• [Written problem]:
Scan the lines below for the string "this" and copy every one that has it.

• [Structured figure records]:
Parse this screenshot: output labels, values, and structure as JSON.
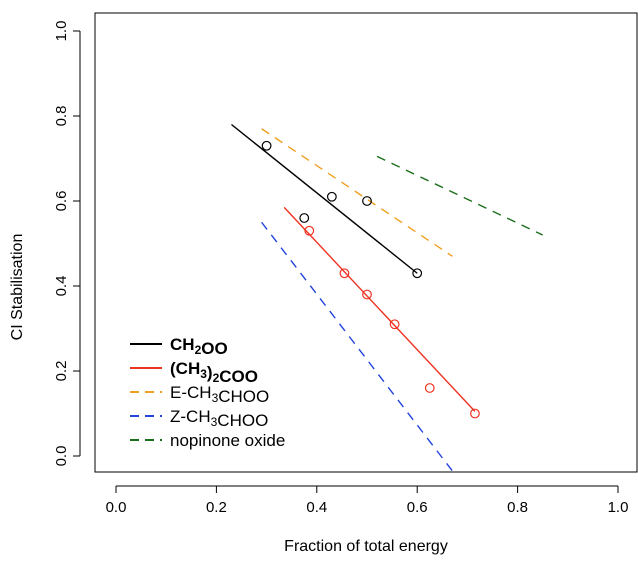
{
  "chart_data": {
    "type": "scatter",
    "xlabel": "Fraction of total energy",
    "ylabel": "CI Stabilisation",
    "xlim": [
      0.0,
      1.02
    ],
    "ylim": [
      0.0,
      1.0
    ],
    "x_ticks": [
      0.0,
      0.2,
      0.4,
      0.6,
      0.8,
      1.0
    ],
    "x_tick_labels": [
      "0.0",
      "0.2",
      "0.4",
      "0.6",
      "0.8",
      "1.0"
    ],
    "y_ticks": [
      0.0,
      0.2,
      0.4,
      0.6,
      0.8,
      1.0
    ],
    "y_tick_labels": [
      "0.0",
      "0.2",
      "0.4",
      "0.6",
      "0.8",
      "1.0"
    ],
    "grid": false,
    "legend_position": "bottom-left",
    "series": [
      {
        "name": "CH2OO",
        "label_parts": [
          [
            "CH",
            ""
          ],
          [
            "2",
            "sub"
          ],
          [
            "OO",
            ""
          ]
        ],
        "bold": true,
        "color": "#000000",
        "dash": "solid",
        "points": [
          [
            0.3,
            0.73
          ],
          [
            0.375,
            0.56
          ],
          [
            0.43,
            0.61
          ],
          [
            0.5,
            0.6
          ],
          [
            0.6,
            0.43
          ]
        ],
        "line": [
          [
            0.23,
            0.78
          ],
          [
            0.6,
            0.43
          ]
        ]
      },
      {
        "name": "(CH3)2COO",
        "label_parts": [
          [
            "(CH",
            ""
          ],
          [
            "3",
            "sub"
          ],
          [
            ")",
            ""
          ],
          [
            "2",
            "sub"
          ],
          [
            "COO",
            ""
          ]
        ],
        "bold": true,
        "color": "#ee3322",
        "dash": "solid",
        "points": [
          [
            0.385,
            0.53
          ],
          [
            0.455,
            0.43
          ],
          [
            0.5,
            0.38
          ],
          [
            0.555,
            0.31
          ],
          [
            0.625,
            0.16
          ],
          [
            0.715,
            0.1
          ]
        ],
        "line": [
          [
            0.335,
            0.585
          ],
          [
            0.715,
            0.105
          ]
        ]
      },
      {
        "name": "E-CH3CHOO",
        "label_parts": [
          [
            "E-CH",
            ""
          ],
          [
            "3",
            "sub"
          ],
          [
            "CHOO",
            ""
          ]
        ],
        "bold": false,
        "color": "#f0a020",
        "dash": "dashed",
        "points": [],
        "line": [
          [
            0.29,
            0.77
          ],
          [
            0.67,
            0.47
          ]
        ]
      },
      {
        "name": "Z-CH3CHOO",
        "label_parts": [
          [
            "Z-CH",
            ""
          ],
          [
            "3",
            "sub"
          ],
          [
            "CHOO",
            ""
          ]
        ],
        "bold": false,
        "color": "#2244dd",
        "dash": "dashed",
        "points": [],
        "line": [
          [
            0.29,
            0.55
          ],
          [
            0.67,
            -0.035
          ]
        ]
      },
      {
        "name": "nopinone oxide",
        "label_parts": [
          [
            "nopinone oxide",
            ""
          ]
        ],
        "bold": false,
        "color": "#1a6e1a",
        "dash": "dashed",
        "points": [],
        "line": [
          [
            0.52,
            0.705
          ],
          [
            0.85,
            0.52
          ]
        ]
      }
    ]
  }
}
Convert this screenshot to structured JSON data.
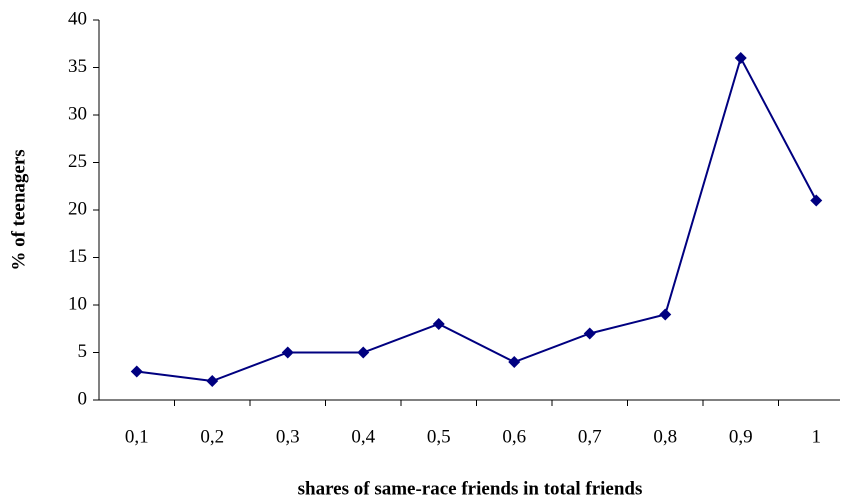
{
  "chart_data": {
    "type": "line",
    "x_label": "shares of same-race friends in total friends",
    "y_label": "% of teenagers",
    "categories": [
      "0,1",
      "0,2",
      "0,3",
      "0,4",
      "0,5",
      "0,6",
      "0,7",
      "0,8",
      "0,9",
      "1"
    ],
    "series": [
      {
        "name": "% of teenagers",
        "color": "#000080",
        "values": [
          3,
          2,
          5,
          5,
          8,
          4,
          7,
          9,
          36,
          21
        ]
      }
    ],
    "ylim": [
      0,
      40
    ],
    "yticks": [
      0,
      5,
      10,
      15,
      20,
      25,
      30,
      35,
      40
    ],
    "grid": false
  }
}
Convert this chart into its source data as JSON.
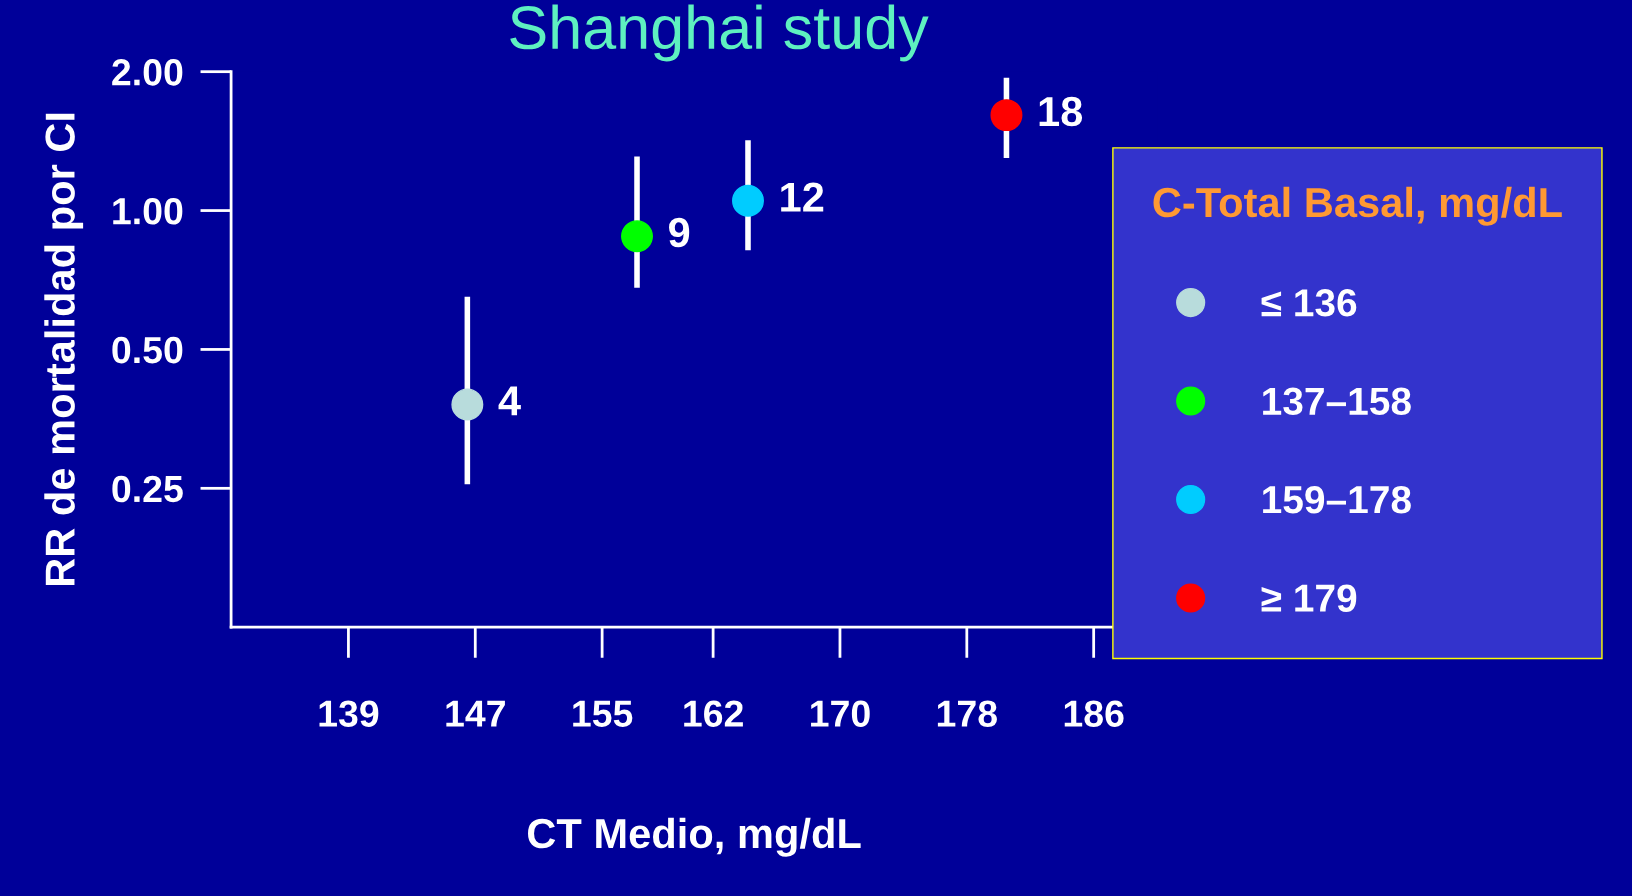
{
  "chart_data": {
    "type": "scatter",
    "title": "Shanghai study",
    "xlabel": "CT Medio, mg/dL",
    "ylabel": "RR de mortalidad por CI",
    "legend_title": "C-Total Basal, mg/dL",
    "series": [
      {
        "name": "≤ 136",
        "color": "#b8dcdc",
        "x": [
          146.5
        ],
        "values": [
          0.38
        ],
        "errors": [
          [
            0.255,
            0.65
          ]
        ]
      },
      {
        "name": "137–158",
        "color": "#00ff00",
        "x": [
          157.2
        ],
        "values": [
          0.88
        ],
        "errors": [
          [
            0.68,
            1.31
          ]
        ]
      },
      {
        "name": "159–178",
        "color": "#00ccff",
        "x": [
          164.2
        ],
        "values": [
          1.05
        ],
        "errors": [
          [
            0.82,
            1.42
          ]
        ]
      },
      {
        "name": "≥ 179",
        "color": "#ff0000",
        "x": [
          180.5
        ],
        "values": [
          1.61
        ],
        "errors": [
          [
            1.3,
            1.94
          ]
        ]
      }
    ],
    "annotations": [
      {
        "text": "4",
        "x": 146.5,
        "y": 0.38
      },
      {
        "text": "9",
        "x": 157.2,
        "y": 0.88
      },
      {
        "text": "12",
        "x": 164.2,
        "y": 1.05
      },
      {
        "text": "18",
        "x": 180.5,
        "y": 1.61
      }
    ],
    "log": "y",
    "xlim": [
      131.6,
      190
    ],
    "xticks": [
      139,
      147,
      155,
      162,
      170,
      178,
      186
    ],
    "ylim": [
      0.125,
      2.0
    ],
    "yticks": [
      {
        "value": 0.25,
        "label": "0.25"
      },
      {
        "value": 0.5,
        "label": "0.50"
      },
      {
        "value": 1,
        "label": "1.00"
      },
      {
        "value": 2,
        "label": "2.00"
      }
    ],
    "grid": false,
    "legend": "right",
    "marker": "circle"
  }
}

• [Answer]:
Parse this screenshot: output labels, values, and structure as JSON.
Convert this screenshot to structured JSON data.
Convert this chart into its source data as JSON.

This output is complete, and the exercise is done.